• _DIRECTION_:
Copy the rows below verbatim, from the first line through the line containing "trendline [301,245,804,439]", including that line.

• _AVAILABLE RECORDS_:
"""

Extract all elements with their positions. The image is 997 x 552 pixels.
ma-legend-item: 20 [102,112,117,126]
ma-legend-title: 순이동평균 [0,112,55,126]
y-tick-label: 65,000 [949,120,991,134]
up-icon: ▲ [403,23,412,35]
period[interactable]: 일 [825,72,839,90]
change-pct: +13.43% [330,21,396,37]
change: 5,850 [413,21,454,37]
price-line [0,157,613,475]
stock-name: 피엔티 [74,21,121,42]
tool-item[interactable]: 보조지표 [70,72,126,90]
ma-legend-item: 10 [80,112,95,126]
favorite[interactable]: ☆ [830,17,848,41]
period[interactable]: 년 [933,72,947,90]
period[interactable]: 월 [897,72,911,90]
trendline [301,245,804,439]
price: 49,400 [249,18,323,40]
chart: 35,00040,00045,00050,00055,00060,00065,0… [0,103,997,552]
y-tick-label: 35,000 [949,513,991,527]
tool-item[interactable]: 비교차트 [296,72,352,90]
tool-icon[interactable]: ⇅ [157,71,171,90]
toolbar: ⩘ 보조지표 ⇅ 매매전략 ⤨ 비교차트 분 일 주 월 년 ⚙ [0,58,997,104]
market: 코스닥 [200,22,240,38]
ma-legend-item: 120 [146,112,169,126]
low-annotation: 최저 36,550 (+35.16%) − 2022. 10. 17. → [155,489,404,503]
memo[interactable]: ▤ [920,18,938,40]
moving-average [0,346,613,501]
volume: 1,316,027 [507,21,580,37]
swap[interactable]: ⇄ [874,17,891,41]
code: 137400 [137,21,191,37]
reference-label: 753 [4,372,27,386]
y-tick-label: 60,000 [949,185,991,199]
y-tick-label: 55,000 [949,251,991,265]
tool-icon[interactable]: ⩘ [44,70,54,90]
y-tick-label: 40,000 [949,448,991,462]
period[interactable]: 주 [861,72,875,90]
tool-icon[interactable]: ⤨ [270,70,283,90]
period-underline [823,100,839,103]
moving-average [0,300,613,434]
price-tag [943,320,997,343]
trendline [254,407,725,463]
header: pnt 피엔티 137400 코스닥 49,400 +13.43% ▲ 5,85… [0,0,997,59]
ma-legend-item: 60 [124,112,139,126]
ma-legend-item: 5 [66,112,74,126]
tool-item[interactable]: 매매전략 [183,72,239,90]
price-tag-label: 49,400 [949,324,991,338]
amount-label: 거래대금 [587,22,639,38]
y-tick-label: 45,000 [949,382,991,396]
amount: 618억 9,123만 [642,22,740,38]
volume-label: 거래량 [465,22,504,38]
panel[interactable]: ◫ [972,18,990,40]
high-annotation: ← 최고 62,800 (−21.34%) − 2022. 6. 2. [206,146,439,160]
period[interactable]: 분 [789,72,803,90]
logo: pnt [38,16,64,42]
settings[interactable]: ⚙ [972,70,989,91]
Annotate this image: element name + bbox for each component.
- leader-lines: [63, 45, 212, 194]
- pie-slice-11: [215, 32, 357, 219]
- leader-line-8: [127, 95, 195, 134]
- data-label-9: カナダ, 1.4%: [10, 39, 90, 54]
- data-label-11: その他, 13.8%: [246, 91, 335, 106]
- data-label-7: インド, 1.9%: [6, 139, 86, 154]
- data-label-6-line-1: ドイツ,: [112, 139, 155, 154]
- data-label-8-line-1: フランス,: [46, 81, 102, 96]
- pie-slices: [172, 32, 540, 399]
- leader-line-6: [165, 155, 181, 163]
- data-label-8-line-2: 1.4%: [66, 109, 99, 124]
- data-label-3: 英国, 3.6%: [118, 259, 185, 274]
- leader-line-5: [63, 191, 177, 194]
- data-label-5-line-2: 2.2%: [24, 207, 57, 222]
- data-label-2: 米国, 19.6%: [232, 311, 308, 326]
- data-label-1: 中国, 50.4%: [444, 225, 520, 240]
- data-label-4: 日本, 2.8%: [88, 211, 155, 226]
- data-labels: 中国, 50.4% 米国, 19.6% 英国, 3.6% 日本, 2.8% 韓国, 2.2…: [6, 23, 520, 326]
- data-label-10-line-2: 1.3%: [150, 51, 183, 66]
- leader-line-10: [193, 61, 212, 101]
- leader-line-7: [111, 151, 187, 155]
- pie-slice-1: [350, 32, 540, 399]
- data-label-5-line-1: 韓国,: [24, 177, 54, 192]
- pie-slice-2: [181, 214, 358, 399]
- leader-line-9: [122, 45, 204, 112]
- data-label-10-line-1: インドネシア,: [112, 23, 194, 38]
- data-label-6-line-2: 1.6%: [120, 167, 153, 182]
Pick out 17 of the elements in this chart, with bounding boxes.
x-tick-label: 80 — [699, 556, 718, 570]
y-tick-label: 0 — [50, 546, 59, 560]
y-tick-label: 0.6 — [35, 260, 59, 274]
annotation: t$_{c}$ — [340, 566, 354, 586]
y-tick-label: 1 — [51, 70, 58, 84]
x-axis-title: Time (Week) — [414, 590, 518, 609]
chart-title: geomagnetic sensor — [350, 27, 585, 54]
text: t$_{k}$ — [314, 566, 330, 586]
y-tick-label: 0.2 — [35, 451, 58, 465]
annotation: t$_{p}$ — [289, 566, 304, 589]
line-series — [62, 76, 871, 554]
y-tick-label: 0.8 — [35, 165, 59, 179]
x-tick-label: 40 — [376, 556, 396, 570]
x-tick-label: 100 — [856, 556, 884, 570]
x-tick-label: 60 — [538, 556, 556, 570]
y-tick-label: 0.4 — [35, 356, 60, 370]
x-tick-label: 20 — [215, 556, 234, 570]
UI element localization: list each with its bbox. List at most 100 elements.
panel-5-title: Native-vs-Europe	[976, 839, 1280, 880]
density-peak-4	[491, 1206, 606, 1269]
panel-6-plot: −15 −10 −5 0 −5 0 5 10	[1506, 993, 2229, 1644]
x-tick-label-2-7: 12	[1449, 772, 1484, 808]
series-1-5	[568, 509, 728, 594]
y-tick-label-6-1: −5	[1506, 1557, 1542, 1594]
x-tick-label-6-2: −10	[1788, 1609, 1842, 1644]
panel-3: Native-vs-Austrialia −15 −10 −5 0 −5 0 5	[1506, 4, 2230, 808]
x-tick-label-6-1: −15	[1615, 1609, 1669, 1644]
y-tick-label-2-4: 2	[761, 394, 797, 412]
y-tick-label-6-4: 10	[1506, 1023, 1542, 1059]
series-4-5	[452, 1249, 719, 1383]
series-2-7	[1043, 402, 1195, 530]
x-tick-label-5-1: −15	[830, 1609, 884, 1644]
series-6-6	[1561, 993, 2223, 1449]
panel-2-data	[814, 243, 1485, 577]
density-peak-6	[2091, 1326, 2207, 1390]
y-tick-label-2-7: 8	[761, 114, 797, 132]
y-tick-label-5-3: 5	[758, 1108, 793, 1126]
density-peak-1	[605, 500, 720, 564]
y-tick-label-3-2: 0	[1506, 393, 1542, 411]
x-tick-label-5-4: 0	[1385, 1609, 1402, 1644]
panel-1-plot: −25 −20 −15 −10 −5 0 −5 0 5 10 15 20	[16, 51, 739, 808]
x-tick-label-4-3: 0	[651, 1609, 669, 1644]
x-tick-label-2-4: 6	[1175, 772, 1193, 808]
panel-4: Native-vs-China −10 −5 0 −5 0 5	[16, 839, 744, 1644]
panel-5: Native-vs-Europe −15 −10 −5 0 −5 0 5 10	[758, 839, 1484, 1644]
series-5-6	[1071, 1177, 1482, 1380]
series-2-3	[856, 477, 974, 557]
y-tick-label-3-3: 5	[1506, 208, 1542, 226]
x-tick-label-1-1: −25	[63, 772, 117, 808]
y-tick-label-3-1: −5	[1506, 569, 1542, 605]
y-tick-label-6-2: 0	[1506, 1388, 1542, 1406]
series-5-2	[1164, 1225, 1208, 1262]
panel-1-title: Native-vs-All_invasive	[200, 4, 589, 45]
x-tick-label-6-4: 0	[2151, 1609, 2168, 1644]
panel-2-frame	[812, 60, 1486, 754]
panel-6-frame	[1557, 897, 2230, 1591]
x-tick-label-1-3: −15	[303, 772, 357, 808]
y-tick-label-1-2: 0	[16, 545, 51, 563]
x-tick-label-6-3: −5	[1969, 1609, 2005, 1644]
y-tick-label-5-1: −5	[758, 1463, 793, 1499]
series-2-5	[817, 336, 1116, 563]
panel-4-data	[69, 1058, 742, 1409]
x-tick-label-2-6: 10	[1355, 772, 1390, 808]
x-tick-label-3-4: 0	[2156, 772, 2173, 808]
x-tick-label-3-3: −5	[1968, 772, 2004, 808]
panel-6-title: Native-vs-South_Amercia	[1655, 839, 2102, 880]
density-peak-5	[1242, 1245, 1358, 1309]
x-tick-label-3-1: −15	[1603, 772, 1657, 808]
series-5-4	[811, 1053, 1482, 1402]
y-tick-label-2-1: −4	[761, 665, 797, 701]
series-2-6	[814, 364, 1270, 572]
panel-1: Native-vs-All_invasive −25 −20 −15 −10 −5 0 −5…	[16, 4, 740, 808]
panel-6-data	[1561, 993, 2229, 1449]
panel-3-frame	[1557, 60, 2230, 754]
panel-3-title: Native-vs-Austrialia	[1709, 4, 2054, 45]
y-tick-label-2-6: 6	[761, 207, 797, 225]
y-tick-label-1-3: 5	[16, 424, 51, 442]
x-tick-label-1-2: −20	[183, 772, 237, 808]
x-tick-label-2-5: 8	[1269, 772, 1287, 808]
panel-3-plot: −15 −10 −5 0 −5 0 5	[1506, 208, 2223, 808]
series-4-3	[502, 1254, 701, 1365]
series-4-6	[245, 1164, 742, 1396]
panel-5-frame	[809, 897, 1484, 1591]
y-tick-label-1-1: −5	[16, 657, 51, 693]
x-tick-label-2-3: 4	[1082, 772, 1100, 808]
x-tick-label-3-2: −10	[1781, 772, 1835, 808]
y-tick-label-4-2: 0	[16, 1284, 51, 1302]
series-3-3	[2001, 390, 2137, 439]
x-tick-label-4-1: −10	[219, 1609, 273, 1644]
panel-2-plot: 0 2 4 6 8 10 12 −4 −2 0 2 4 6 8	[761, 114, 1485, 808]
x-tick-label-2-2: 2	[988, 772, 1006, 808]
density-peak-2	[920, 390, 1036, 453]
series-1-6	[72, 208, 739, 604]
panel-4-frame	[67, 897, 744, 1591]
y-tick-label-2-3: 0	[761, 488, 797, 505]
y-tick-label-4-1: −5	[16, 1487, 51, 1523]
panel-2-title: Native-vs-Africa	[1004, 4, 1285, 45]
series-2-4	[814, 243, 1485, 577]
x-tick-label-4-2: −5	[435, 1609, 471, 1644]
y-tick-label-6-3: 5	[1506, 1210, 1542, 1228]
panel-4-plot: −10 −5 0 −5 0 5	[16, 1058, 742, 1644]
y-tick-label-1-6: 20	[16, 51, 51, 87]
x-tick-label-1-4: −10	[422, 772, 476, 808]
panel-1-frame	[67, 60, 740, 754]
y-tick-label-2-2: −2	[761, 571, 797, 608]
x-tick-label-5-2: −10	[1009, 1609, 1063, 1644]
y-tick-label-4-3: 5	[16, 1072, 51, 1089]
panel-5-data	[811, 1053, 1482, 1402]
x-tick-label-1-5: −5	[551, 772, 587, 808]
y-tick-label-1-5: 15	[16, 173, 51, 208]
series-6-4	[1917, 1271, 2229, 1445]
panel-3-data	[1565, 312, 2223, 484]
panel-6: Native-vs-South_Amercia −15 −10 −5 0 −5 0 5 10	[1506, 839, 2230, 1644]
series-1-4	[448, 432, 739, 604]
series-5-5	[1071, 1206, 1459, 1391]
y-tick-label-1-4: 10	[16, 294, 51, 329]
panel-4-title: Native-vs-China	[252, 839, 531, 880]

"""

• _CORRECT OUTPUT_:
Extract all elements with their positions. The image is 997 x 552 pixels.
ma-legend-item: 20 [102,112,117,126]
ma-legend-title: 순이동평균 [0,112,55,126]
y-tick-label: 65,000 [949,120,991,134]
up-icon: ▲ [403,23,412,35]
period[interactable]: 일 [825,72,839,90]
change-pct: +13.43% [330,21,396,37]
change: 5,850 [413,21,454,37]
price-line [0,157,613,475]
stock-name: 피엔티 [74,21,121,42]
tool-item[interactable]: 보조지표 [70,72,126,90]
ma-legend-item: 10 [80,112,95,126]
favorite[interactable]: ☆ [830,17,848,41]
period[interactable]: 년 [933,72,947,90]
period[interactable]: 월 [897,72,911,90]
trendline [301,245,804,439]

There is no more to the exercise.